Where a line holds "Commission", copy it.

[start of Input records]

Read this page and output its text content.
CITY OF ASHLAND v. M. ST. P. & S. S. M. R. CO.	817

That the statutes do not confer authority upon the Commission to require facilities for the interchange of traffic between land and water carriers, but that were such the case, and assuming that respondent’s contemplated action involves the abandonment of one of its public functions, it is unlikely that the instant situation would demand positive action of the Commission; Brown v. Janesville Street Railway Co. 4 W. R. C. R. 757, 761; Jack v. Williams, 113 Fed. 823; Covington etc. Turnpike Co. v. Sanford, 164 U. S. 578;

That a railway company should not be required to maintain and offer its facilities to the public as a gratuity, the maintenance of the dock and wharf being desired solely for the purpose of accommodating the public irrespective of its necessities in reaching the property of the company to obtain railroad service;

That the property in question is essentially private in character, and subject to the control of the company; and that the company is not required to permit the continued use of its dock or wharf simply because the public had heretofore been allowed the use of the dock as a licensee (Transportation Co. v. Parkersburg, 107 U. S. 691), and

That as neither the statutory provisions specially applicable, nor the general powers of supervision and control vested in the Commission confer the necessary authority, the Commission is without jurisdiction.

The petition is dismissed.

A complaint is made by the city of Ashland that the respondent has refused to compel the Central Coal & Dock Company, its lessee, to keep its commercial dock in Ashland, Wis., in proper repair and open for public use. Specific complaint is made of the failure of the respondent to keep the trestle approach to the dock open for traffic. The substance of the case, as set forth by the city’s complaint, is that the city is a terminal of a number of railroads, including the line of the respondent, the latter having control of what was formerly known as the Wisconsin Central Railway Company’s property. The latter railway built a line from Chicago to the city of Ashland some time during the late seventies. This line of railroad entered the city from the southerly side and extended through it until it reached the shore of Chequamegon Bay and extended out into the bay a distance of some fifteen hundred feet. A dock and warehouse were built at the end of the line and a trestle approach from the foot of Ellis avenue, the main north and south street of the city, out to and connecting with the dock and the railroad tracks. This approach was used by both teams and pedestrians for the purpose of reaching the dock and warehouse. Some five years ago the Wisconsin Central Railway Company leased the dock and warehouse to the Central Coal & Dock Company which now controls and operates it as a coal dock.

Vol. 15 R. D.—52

[end of Input records]

### Finished task:
That the statutes do not confer authority upon the Commission to require facilities for the interchange of traffic between land and water carriers, but that were such the case, and assuming that respondent’s contemplated action involves the abandonment of one of its public functions, it is unlikely that the instant situation would demand positive action of the Commission; Brown v. Janesville Street Railway Co. 4 W. R. C. R. 757, 761; Jack v. Williams, 113 Fed. 823; Covington etc. Turnpike Co. v. Sanford, 164 U. S. 578;
That as neither the statutory provisions specially applicable, nor the general powers of supervision and control vested in the Commission confer the necessary authority, the Commission is without jurisdiction.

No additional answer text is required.